● **EXCERPT TO READ**
Content starts
My latest project examines some interesting trends at the intersection of gender, gaming and disease prevention. Read it here.
A girl named Ruby
Check out this Kickstarter campaign aimed at creating a children’s book about computer code. The best part? The protagonist will be a girl named (of course) Ruby.* The book is programmer Linda Liukas’s latest bid to make technology accessible to everyone. The project has already brought in more than 10 times its original goal of $10,000, — including a small donation from me — and Liukas plans to use the additional money for a parents’ guide and a mobile app.
Creative teaching like this makes me happy, especially when it means kids around the globe will be introduced to the male-dominated world of programming through the eyes of a strong, smart little girl.
* Ruby is one of the programming languages often used by journalists
Preach it, Lily Myers
Maybe it was the Shel Silverstein tapes I listened to as a kid, but I’ve always loved poetry best when it’s spoken out loud. This performance of “Shrinking Women” by poet Lily Myers is one of the best I’ve heard.
Her delivery is great, but the message is what will stay with me. Especially this part:
My brother never thinks before he speaks/ I have been taught to filter…I want to say: we come from difference, Jonas,/you have been taught to grow out,/I have been taught to grow in.
PolicyMic wraps up the year in feminism
PolicyMic is fast becoming one of my favorite new digital pubs. This roundup of the biggest feminist moments in 2013 is the latest reason why.
Gone CAMPing
A really great trip to Chicago

I spent last weekend in Chicago at the inaugural conference of the Local Independent Online News Publishers, aka “LION.” (That’s the group mascot, Boot Strapper, in the picture.) As I wrote about in this piece for NetNewsCheck, these publishers work long, solo hours covering communities across the country, but they remain optimistic about the future of local — and locally-owned — news organizations.
Content ends
● **QUESTIONS TO ANSWER**
• 1. Summarize the blog roundup in three sentences.
• 2. Take the blog roundup further, picking up after its last sentence.

Dataset items:
Content starts
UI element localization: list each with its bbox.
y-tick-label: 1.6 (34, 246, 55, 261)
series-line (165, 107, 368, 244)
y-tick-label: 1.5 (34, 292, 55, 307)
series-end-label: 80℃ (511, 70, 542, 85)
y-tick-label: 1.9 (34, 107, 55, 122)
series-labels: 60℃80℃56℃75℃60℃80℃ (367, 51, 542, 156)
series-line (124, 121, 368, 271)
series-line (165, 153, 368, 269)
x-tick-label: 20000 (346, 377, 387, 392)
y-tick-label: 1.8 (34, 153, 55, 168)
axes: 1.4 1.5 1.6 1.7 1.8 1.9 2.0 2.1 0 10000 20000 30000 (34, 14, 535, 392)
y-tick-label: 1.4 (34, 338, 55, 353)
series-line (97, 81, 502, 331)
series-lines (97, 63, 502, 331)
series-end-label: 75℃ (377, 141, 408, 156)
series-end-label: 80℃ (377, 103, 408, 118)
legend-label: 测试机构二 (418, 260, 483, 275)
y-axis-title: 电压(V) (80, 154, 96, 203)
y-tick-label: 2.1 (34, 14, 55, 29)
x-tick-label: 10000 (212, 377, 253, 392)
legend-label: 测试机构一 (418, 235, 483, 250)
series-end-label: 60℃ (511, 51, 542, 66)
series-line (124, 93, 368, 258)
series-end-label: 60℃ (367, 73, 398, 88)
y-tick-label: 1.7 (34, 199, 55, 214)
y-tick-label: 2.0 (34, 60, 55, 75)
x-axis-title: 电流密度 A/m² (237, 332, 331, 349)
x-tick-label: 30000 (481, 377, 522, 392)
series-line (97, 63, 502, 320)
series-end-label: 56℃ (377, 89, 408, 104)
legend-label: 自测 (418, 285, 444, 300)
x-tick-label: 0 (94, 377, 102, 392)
Content ends
● **RESPONSES TO THE EXERCISE**
• 1. The blog roundup highlights a Kickstarter campaign by programmer Linda Liukas for a children's book about computer code whose protagonist is a girl named Ruby, and the campaign has raised more than 10 times its $10,000 goal. It also praises a performance of the poem "Shrinking Women" by Lily Myers and points to a PolicyMic roundup of the biggest feminist moments in 2013. Finally, it describes a weekend in Chicago at the first conference of the Local Independent Online News Publishers, whose members work long, solo hours but remain optimistic about locally owned news.

• 2.
Also notable: Nearly half the publishers on LION’s membership roster are women. Throughout history, women have found small (and, often, rural) news organizations more welcoming than large, urban newsrooms. Are we seeing this trend repeating itself online? Or are these female publishers on their way to restructuring the demographics of the American press in a way that will help it better reflect the communities it covers?
Gender tracking software in the wild
Hat tip to Dan Kennedy and Tory Starr for passing along this story about a (very brave) journalist named Adrienne LaFrance who submitted a year’s worth of her work for review by Open Gender Tracker. The results weren’t surprising: Men outnumbered women as sources.
But LaFrance’s must-read discussion of why these these trends persist is an example of why projects like Open Gender Tracker are so important. I wrote about gender-tracking software earlier this month for Poynter, and it’s awesome to see how journalists like LaFrance are putting it to use.
New tools to monitor gender in journalism
Measuring women’s participation in journalism once meant sitting down with a stack of newspapers and counting bylines by hand. That’s no longer the case, thanks to computer programs that use big data to examine gender biases in sourcing, story placement and even retweets.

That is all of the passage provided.